- [GIVEN PROBLEM]: Write the data below out exactly as it stands. Do not include the pictures.

- [DATASET ROWS]:

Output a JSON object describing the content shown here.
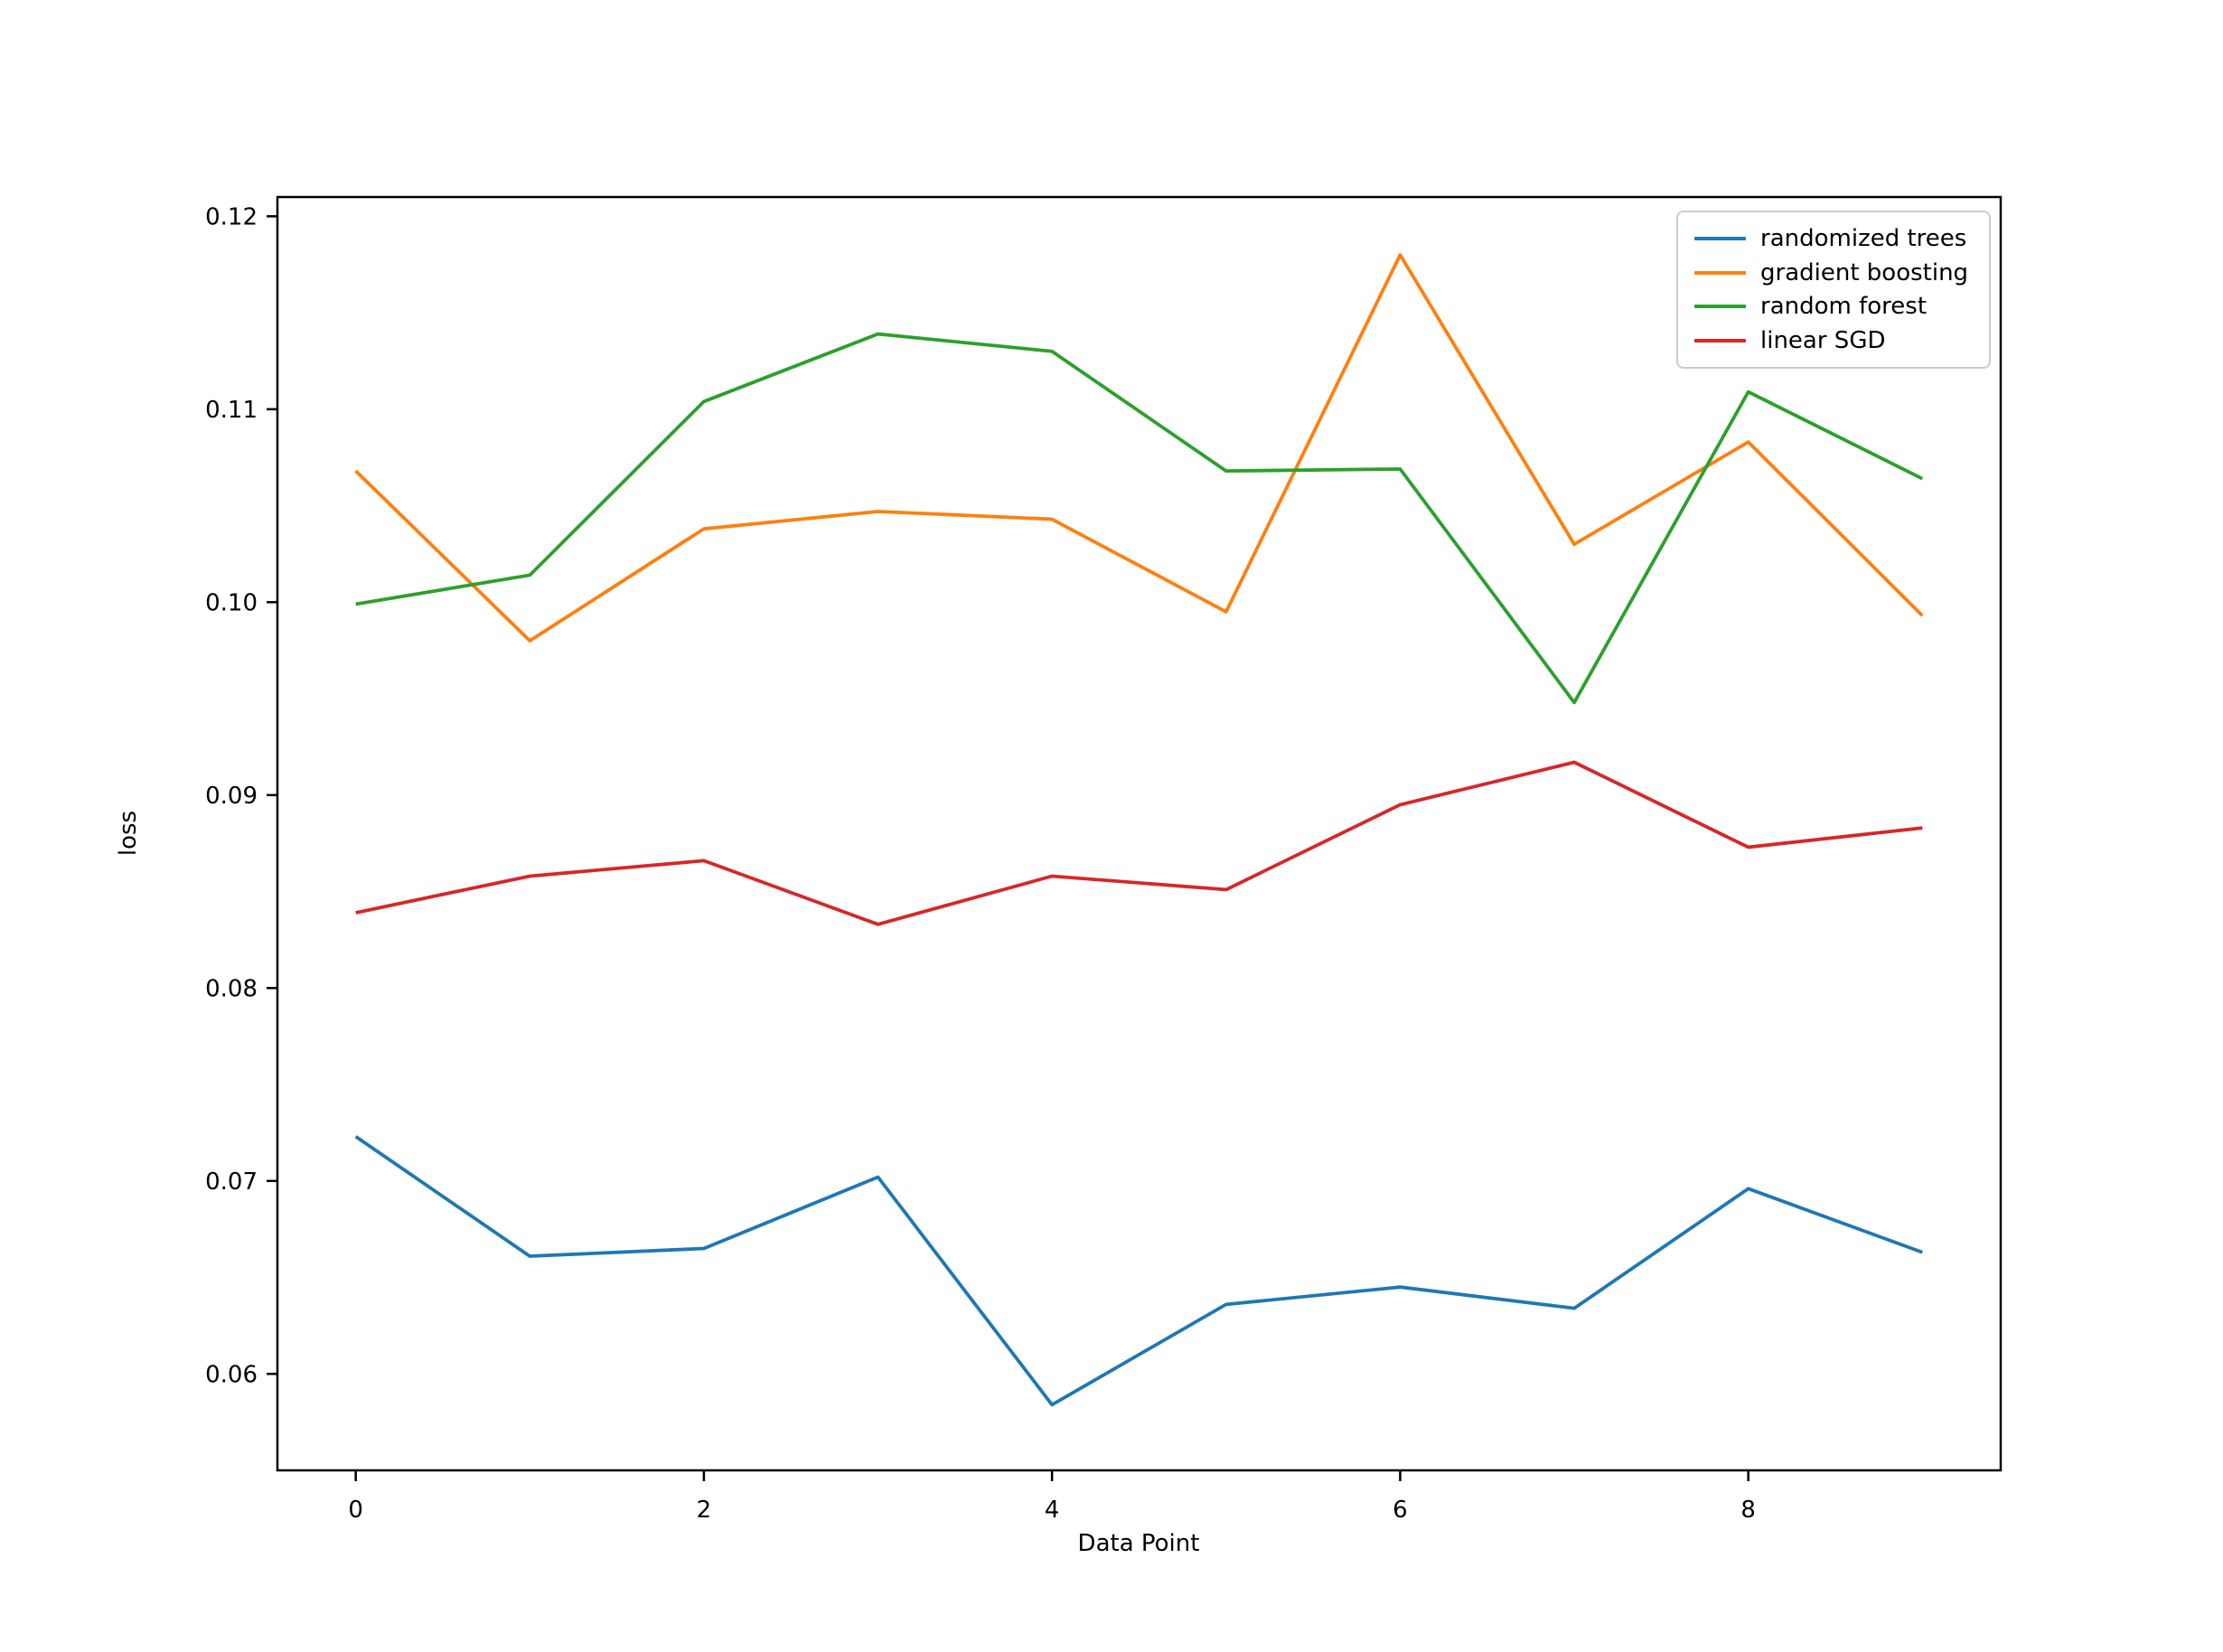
{
  "figure": {
    "background": "#ffffff"
  },
  "chart_data": {
    "type": "line",
    "title": "",
    "xlabel": "Data Point",
    "ylabel": "loss",
    "x": [
      0,
      1,
      2,
      3,
      4,
      5,
      6,
      7,
      8,
      9
    ],
    "series": [
      {
        "name": "randomized trees",
        "color": "#1f77b4",
        "values": [
          0.0723,
          0.0661,
          0.0665,
          0.0702,
          0.0584,
          0.0636,
          0.0645,
          0.0634,
          0.0696,
          0.0663
        ]
      },
      {
        "name": "gradient boosting",
        "color": "#ff7f0e",
        "values": [
          0.1068,
          0.098,
          0.1038,
          0.1047,
          0.1043,
          0.0995,
          0.118,
          0.103,
          0.1083,
          0.0993
        ]
      },
      {
        "name": "random forest",
        "color": "#2ca02c",
        "values": [
          0.0999,
          0.1014,
          0.1104,
          0.1139,
          0.113,
          0.1068,
          0.1069,
          0.0948,
          0.1109,
          0.1064
        ]
      },
      {
        "name": "linear SGD",
        "color": "#d62728",
        "values": [
          0.0839,
          0.0858,
          0.0866,
          0.0833,
          0.0858,
          0.0851,
          0.0895,
          0.0917,
          0.0873,
          0.0883
        ]
      }
    ],
    "xlim": [
      -0.45,
      9.45
    ],
    "ylim": [
      0.055,
      0.121
    ],
    "xticks": [
      0,
      2,
      4,
      6,
      8
    ],
    "xtick_labels": [
      "0",
      "2",
      "4",
      "6",
      "8"
    ],
    "yticks": [
      0.06,
      0.07,
      0.08,
      0.09,
      0.1,
      0.11,
      0.12
    ],
    "ytick_labels": [
      "0.06",
      "0.07",
      "0.08",
      "0.09",
      "0.10",
      "0.11",
      "0.12"
    ],
    "grid": false,
    "legend_position": "upper right",
    "axis_color": "#000000",
    "line_width": 3.8
  }
}
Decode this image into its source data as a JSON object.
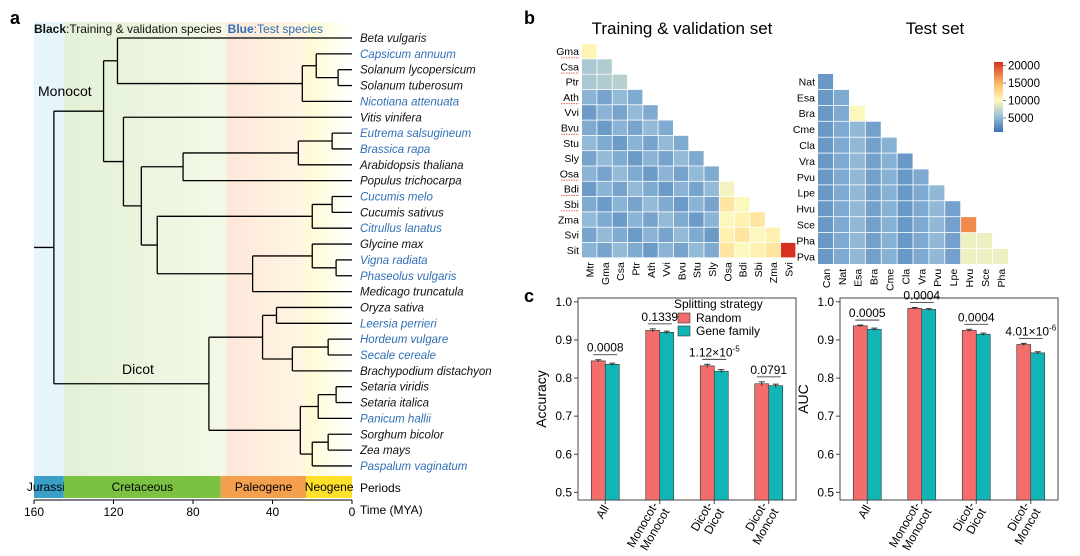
{
  "panels": {
    "a": "a",
    "b": "b",
    "c": "c"
  },
  "colors": {
    "black_species": "#111111",
    "blue_species": "#2f6fb5",
    "random": "#f26d6b",
    "gene_family": "#12b5b5",
    "scale_low": "#3a6fb0",
    "scale_mid": "#fffbbd",
    "scale_high": "#d7301f",
    "jurassic": "#3aa0c8",
    "cretaceous": "#7cc242",
    "paleogene": "#f5a04f",
    "neogene": "#ffe12a"
  },
  "tree": {
    "legend": {
      "black": "Black",
      "black_text": ":Training & validation species",
      "blue": "Blue",
      "blue_text": ":Test species"
    },
    "clade_labels": {
      "monocot": "Monocot",
      "dicot": "Dicot"
    },
    "species": [
      {
        "name": "Beta vulgaris",
        "test": false
      },
      {
        "name": "Capsicum annuum",
        "test": true
      },
      {
        "name": "Solanum lycopersicum",
        "test": false
      },
      {
        "name": "Solanum tuberosum",
        "test": false
      },
      {
        "name": "Nicotiana attenuata",
        "test": true
      },
      {
        "name": "Vitis vinifera",
        "test": false
      },
      {
        "name": "Eutrema salsugineum",
        "test": true
      },
      {
        "name": "Brassica rapa",
        "test": true
      },
      {
        "name": "Arabidopsis thaliana",
        "test": false
      },
      {
        "name": "Populus trichocarpa",
        "test": false
      },
      {
        "name": "Cucumis melo",
        "test": true
      },
      {
        "name": "Cucumis sativus",
        "test": false
      },
      {
        "name": "Citrullus lanatus",
        "test": true
      },
      {
        "name": "Glycine max",
        "test": false
      },
      {
        "name": "Vigna radiata",
        "test": true
      },
      {
        "name": "Phaseolus vulgaris",
        "test": true
      },
      {
        "name": "Medicago truncatula",
        "test": false
      },
      {
        "name": "Oryza sativa",
        "test": false
      },
      {
        "name": "Leersia perrieri",
        "test": true
      },
      {
        "name": "Hordeum vulgare",
        "test": true
      },
      {
        "name": "Secale cereale",
        "test": true
      },
      {
        "name": "Brachypodium distachyon",
        "test": false
      },
      {
        "name": "Setaria viridis",
        "test": false
      },
      {
        "name": "Setaria italica",
        "test": false
      },
      {
        "name": "Panicum hallii",
        "test": true
      },
      {
        "name": "Sorghum bicolor",
        "test": false
      },
      {
        "name": "Zea mays",
        "test": false
      },
      {
        "name": "Paspalum vaginatum",
        "test": true
      }
    ],
    "periods": [
      {
        "name": "Jurassic",
        "start": 160,
        "end": 145
      },
      {
        "name": "Cretaceous",
        "start": 145,
        "end": 66
      },
      {
        "name": "Paleogene",
        "start": 66,
        "end": 23
      },
      {
        "name": "Neogene",
        "start": 23,
        "end": 0
      }
    ],
    "periods_label": "Periods",
    "axis_label": "Time (MYA)",
    "ticks": [
      160,
      120,
      80,
      40,
      0
    ]
  },
  "heatmaps": {
    "training": {
      "title": "Training & validation set",
      "labels": [
        "Mtr",
        "Gma",
        "Csa",
        "Ptr",
        "Ath",
        "Vvi",
        "Bvu",
        "Stu",
        "Sly",
        "Osa",
        "Bdi",
        "Sbi",
        "Zma",
        "Svi",
        "Sit"
      ],
      "underlined": [
        "Gma",
        "Csa",
        "Ath",
        "Bvu",
        "Osa",
        "Bdi",
        "Sbi"
      ]
    },
    "test": {
      "title": "Test set",
      "labels": [
        "Can",
        "Nat",
        "Esa",
        "Bra",
        "Cme",
        "Cla",
        "Vra",
        "Pvu",
        "Lpe",
        "Hvu",
        "Sce",
        "Pha",
        "Pva"
      ]
    },
    "colorbar": {
      "min": 1000,
      "max": 21000,
      "ticks": [
        20000,
        15000,
        10000,
        5000
      ]
    }
  },
  "chart_data": [
    {
      "type": "bar",
      "title": "",
      "categories": [
        "All",
        "Monocot-Monocot",
        "Dicot-Dicot",
        "Dicot-Moncot"
      ],
      "series": [
        {
          "name": "Random",
          "values": [
            0.845,
            0.925,
            0.832,
            0.785
          ],
          "errors": [
            0.003,
            0.004,
            0.004,
            0.005
          ]
        },
        {
          "name": "Gene family",
          "values": [
            0.836,
            0.92,
            0.818,
            0.78
          ],
          "errors": [
            0.003,
            0.003,
            0.004,
            0.004
          ]
        }
      ],
      "pvalues": [
        "0.0008",
        "0.1339",
        "1.12×10-5",
        "0.0791"
      ],
      "xlabel": "",
      "ylabel": "Accuracy",
      "ylim": [
        0.48,
        1.01
      ],
      "yticks": [
        0.5,
        0.6,
        0.7,
        0.8,
        0.9,
        1.0
      ],
      "legend": {
        "title": "Splitting strategy",
        "placement": "top-right"
      }
    },
    {
      "type": "bar",
      "title": "",
      "categories": [
        "All",
        "Monocot-Monocot",
        "Dicot-Dicot",
        "Dicot-Moncot"
      ],
      "series": [
        {
          "name": "Random",
          "values": [
            0.937,
            0.983,
            0.925,
            0.888
          ],
          "errors": [
            0.002,
            0.002,
            0.003,
            0.003
          ]
        },
        {
          "name": "Gene family",
          "values": [
            0.928,
            0.98,
            0.915,
            0.866
          ],
          "errors": [
            0.003,
            0.002,
            0.003,
            0.003
          ]
        }
      ],
      "pvalues": [
        "0.0005",
        "0.0004",
        "0.0004",
        "4.01×10-6"
      ],
      "xlabel": "",
      "ylabel": "AUC",
      "ylim": [
        0.48,
        1.01
      ],
      "yticks": [
        0.5,
        0.6,
        0.7,
        0.8,
        0.9,
        1.0
      ]
    }
  ]
}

- [SOLUTION TO THIS EXERCISE]:
Output a JSON object describing the content shown here.
{
  "figure": {
    "background": "#ffffff"
  },
  "chart_data": {
    "type": "line",
    "title": "",
    "xlabel": "Data Point",
    "ylabel": "loss",
    "x": [
      0,
      1,
      2,
      3,
      4,
      5,
      6,
      7,
      8,
      9
    ],
    "series": [
      {
        "name": "randomized trees",
        "color": "#1f77b4",
        "values": [
          0.0723,
          0.0661,
          0.0665,
          0.0702,
          0.0584,
          0.0636,
          0.0645,
          0.0634,
          0.0696,
          0.0663
        ]
      },
      {
        "name": "gradient boosting",
        "color": "#ff7f0e",
        "values": [
          0.1068,
          0.098,
          0.1038,
          0.1047,
          0.1043,
          0.0995,
          0.118,
          0.103,
          0.1083,
          0.0993
        ]
      },
      {
        "name": "random forest",
        "color": "#2ca02c",
        "values": [
          0.0999,
          0.1014,
          0.1104,
          0.1139,
          0.113,
          0.1068,
          0.1069,
          0.0948,
          0.1109,
          0.1064
        ]
      },
      {
        "name": "linear SGD",
        "color": "#d62728",
        "values": [
          0.0839,
          0.0858,
          0.0866,
          0.0833,
          0.0858,
          0.0851,
          0.0895,
          0.0917,
          0.0873,
          0.0883
        ]
      }
    ],
    "xlim": [
      -0.45,
      9.45
    ],
    "ylim": [
      0.055,
      0.121
    ],
    "xticks": [
      0,
      2,
      4,
      6,
      8
    ],
    "xtick_labels": [
      "0",
      "2",
      "4",
      "6",
      "8"
    ],
    "yticks": [
      0.06,
      0.07,
      0.08,
      0.09,
      0.1,
      0.11,
      0.12
    ],
    "ytick_labels": [
      "0.06",
      "0.07",
      "0.08",
      "0.09",
      "0.10",
      "0.11",
      "0.12"
    ],
    "grid": false,
    "legend_position": "upper right",
    "axis_color": "#000000",
    "line_width": 3.8
  }
}
Decode this image into its source data as a JSON object.
{
  "panels": {
    "a": "a",
    "b": "b",
    "c": "c"
  },
  "colors": {
    "black_species": "#111111",
    "blue_species": "#2f6fb5",
    "random": "#f26d6b",
    "gene_family": "#12b5b5",
    "scale_low": "#3a6fb0",
    "scale_mid": "#fffbbd",
    "scale_high": "#d7301f",
    "jurassic": "#3aa0c8",
    "cretaceous": "#7cc242",
    "paleogene": "#f5a04f",
    "neogene": "#ffe12a"
  },
  "tree": {
    "legend": {
      "black": "Black",
      "black_text": ":Training & validation species",
      "blue": "Blue",
      "blue_text": ":Test species"
    },
    "clade_labels": {
      "monocot": "Monocot",
      "dicot": "Dicot"
    },
    "species": [
      {
        "name": "Beta vulgaris",
        "test": false
      },
      {
        "name": "Capsicum annuum",
        "test": true
      },
      {
        "name": "Solanum lycopersicum",
        "test": false
      },
      {
        "name": "Solanum tuberosum",
        "test": false
      },
      {
        "name": "Nicotiana attenuata",
        "test": true
      },
      {
        "name": "Vitis vinifera",
        "test": false
      },
      {
        "name": "Eutrema salsugineum",
        "test": true
      },
      {
        "name": "Brassica rapa",
        "test": true
      },
      {
        "name": "Arabidopsis thaliana",
        "test": false
      },
      {
        "name": "Populus trichocarpa",
        "test": false
      },
      {
        "name": "Cucumis melo",
        "test": true
      },
      {
        "name": "Cucumis sativus",
        "test": false
      },
      {
        "name": "Citrullus lanatus",
        "test": true
      },
      {
        "name": "Glycine max",
        "test": false
      },
      {
        "name": "Vigna radiata",
        "test": true
      },
      {
        "name": "Phaseolus vulgaris",
        "test": true
      },
      {
        "name": "Medicago truncatula",
        "test": false
      },
      {
        "name": "Oryza sativa",
        "test": false
      },
      {
        "name": "Leersia perrieri",
        "test": true
      },
      {
        "name": "Hordeum vulgare",
        "test": true
      },
      {
        "name": "Secale cereale",
        "test": true
      },
      {
        "name": "Brachypodium distachyon",
        "test": false
      },
      {
        "name": "Setaria viridis",
        "test": false
      },
      {
        "name": "Setaria italica",
        "test": false
      },
      {
        "name": "Panicum hallii",
        "test": true
      },
      {
        "name": "Sorghum bicolor",
        "test": false
      },
      {
        "name": "Zea mays",
        "test": false
      },
      {
        "name": "Paspalum vaginatum",
        "test": true
      }
    ],
    "periods": [
      {
        "name": "Jurassic",
        "start": 160,
        "end": 145
      },
      {
        "name": "Cretaceous",
        "start": 145,
        "end": 66
      },
      {
        "name": "Paleogene",
        "start": 66,
        "end": 23
      },
      {
        "name": "Neogene",
        "start": 23,
        "end": 0
      }
    ],
    "periods_label": "Periods",
    "axis_label": "Time (MYA)",
    "ticks": [
      160,
      120,
      80,
      40,
      0
    ]
  },
  "heatmaps": {
    "training": {
      "title": "Training & validation set",
      "labels": [
        "Mtr",
        "Gma",
        "Csa",
        "Ptr",
        "Ath",
        "Vvi",
        "Bvu",
        "Stu",
        "Sly",
        "Osa",
        "Bdi",
        "Sbi",
        "Zma",
        "Svi",
        "Sit"
      ],
      "underlined": [
        "Gma",
        "Csa",
        "Ath",
        "Bvu",
        "Osa",
        "Bdi",
        "Sbi"
      ]
    },
    "test": {
      "title": "Test set",
      "labels": [
        "Can",
        "Nat",
        "Esa",
        "Bra",
        "Cme",
        "Cla",
        "Vra",
        "Pvu",
        "Lpe",
        "Hvu",
        "Sce",
        "Pha",
        "Pva"
      ]
    },
    "colorbar": {
      "min": 1000,
      "max": 21000,
      "ticks": [
        20000,
        15000,
        10000,
        5000
      ]
    }
  },
  "chart_data": [
    {
      "type": "bar",
      "title": "",
      "categories": [
        "All",
        "Monocot-Monocot",
        "Dicot-Dicot",
        "Dicot-Moncot"
      ],
      "series": [
        {
          "name": "Random",
          "values": [
            0.845,
            0.925,
            0.832,
            0.785
          ],
          "errors": [
            0.003,
            0.004,
            0.004,
            0.005
          ]
        },
        {
          "name": "Gene family",
          "values": [
            0.836,
            0.92,
            0.818,
            0.78
          ],
          "errors": [
            0.003,
            0.003,
            0.004,
            0.004
          ]
        }
      ],
      "pvalues": [
        "0.0008",
        "0.1339",
        "1.12×10-5",
        "0.0791"
      ],
      "xlabel": "",
      "ylabel": "Accuracy",
      "ylim": [
        0.48,
        1.01
      ],
      "yticks": [
        0.5,
        0.6,
        0.7,
        0.8,
        0.9,
        1.0
      ],
      "legend": {
        "title": "Splitting strategy",
        "placement": "top-right"
      }
    },
    {
      "type": "bar",
      "title": "",
      "categories": [
        "All",
        "Monocot-Monocot",
        "Dicot-Dicot",
        "Dicot-Moncot"
      ],
      "series": [
        {
          "name": "Random",
          "values": [
            0.937,
            0.983,
            0.925,
            0.888
          ],
          "errors": [
            0.002,
            0.002,
            0.003,
            0.003
          ]
        },
        {
          "name": "Gene family",
          "values": [
            0.928,
            0.98,
            0.915,
            0.866
          ],
          "errors": [
            0.003,
            0.002,
            0.003,
            0.003
          ]
        }
      ],
      "pvalues": [
        "0.0005",
        "0.0004",
        "0.0004",
        "4.01×10-6"
      ],
      "xlabel": "",
      "ylabel": "AUC",
      "ylim": [
        0.48,
        1.01
      ],
      "yticks": [
        0.5,
        0.6,
        0.7,
        0.8,
        0.9,
        1.0
      ]
    }
  ]
}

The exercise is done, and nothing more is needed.